Task goal
Retype all of the entries word for word.

--------------------------------------------------

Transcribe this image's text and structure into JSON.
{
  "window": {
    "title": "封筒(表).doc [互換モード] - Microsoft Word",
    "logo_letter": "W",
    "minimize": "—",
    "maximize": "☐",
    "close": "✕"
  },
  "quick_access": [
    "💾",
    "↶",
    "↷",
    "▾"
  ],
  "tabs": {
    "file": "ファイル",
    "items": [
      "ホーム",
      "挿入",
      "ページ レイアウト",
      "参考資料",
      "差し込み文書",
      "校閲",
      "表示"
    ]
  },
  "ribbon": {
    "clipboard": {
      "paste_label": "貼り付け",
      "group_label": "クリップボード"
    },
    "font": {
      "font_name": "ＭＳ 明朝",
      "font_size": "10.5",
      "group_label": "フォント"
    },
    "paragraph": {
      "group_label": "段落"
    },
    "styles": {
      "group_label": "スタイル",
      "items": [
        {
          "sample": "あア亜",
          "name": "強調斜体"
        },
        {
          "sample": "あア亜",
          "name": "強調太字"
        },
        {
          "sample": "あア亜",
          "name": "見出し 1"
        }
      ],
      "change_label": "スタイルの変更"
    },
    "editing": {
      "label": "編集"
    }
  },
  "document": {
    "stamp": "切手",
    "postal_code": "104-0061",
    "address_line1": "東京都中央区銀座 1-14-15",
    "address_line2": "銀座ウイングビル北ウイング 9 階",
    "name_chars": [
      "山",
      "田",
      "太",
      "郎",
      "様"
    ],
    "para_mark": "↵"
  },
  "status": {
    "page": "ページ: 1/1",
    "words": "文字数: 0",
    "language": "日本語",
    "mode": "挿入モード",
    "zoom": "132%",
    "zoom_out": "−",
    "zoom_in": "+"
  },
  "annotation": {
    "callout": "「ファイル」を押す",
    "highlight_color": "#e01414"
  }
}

--------------------------------------------------

Written answer
Transcribe this image's text and structure into JSON.
{
  "window": {
    "title": "封筒(表).doc [互換モード] - Microsoft Word",
    "logo_letter": "W",
    "minimize": "—",
    "maximize": "☐",
    "close": "✕"
  },
  "quick_access": [
    "💾",
    "↶",
    "↷",
    "▾"
  ],
  "tabs": {
    "file": "ファイル",
    "items": [
      "ホーム",
      "挿入",
      "ページ レイアウト",
      "参考資料",
      "差し込み文書",
      "校閲",
      "表示"
    ]
  },
  "ribbon": {
    "clipboard": {
      "paste_label": "貼り付け",
      "group_label": "クリップボード"
    },
    "font": {
      "font_name": "ＭＳ 明朝",
      "font_size": "10.5",
      "group_label": "フォント"
    },
    "paragraph": {
      "group_label": "段落"
    },
    "styles": {
      "group_label": "スタイル",
      "items": [
        {
          "sample": "あア亜",
          "name": "強調斜体"
        },
        {
          "sample": "あア亜",
          "name": "強調太字"
        },
        {
          "sample": "あア亜",
          "name": "見出し 1"
        }
      ],
      "change_label": "スタイルの変更"
    },
    "editing": {
      "label": "編集"
    }
  },
  "document": {
    "stamp": "切手",
    "postal_code": "104-0061",
    "address_line1": "東京都中央区銀座 1-14-15",
    "address_line2": "銀座ウイングビル北ウイング 9 階",
    "name_chars": [
      "山",
      "田",
      "太",
      "郎",
      "様"
    ],
    "para_mark": "↵"
  },
  "status": {
    "page": "ページ: 1/1",
    "words": "文字数: 0",
    "language": "日本語",
    "mode": "挿入モード",
    "zoom": "132%",
    "zoom_out": "−",
    "zoom_in": "+"
  },
  "annotation": {
    "callout": "「ファイル」を押す",
    "highlight_color": "#e01414"
  }
}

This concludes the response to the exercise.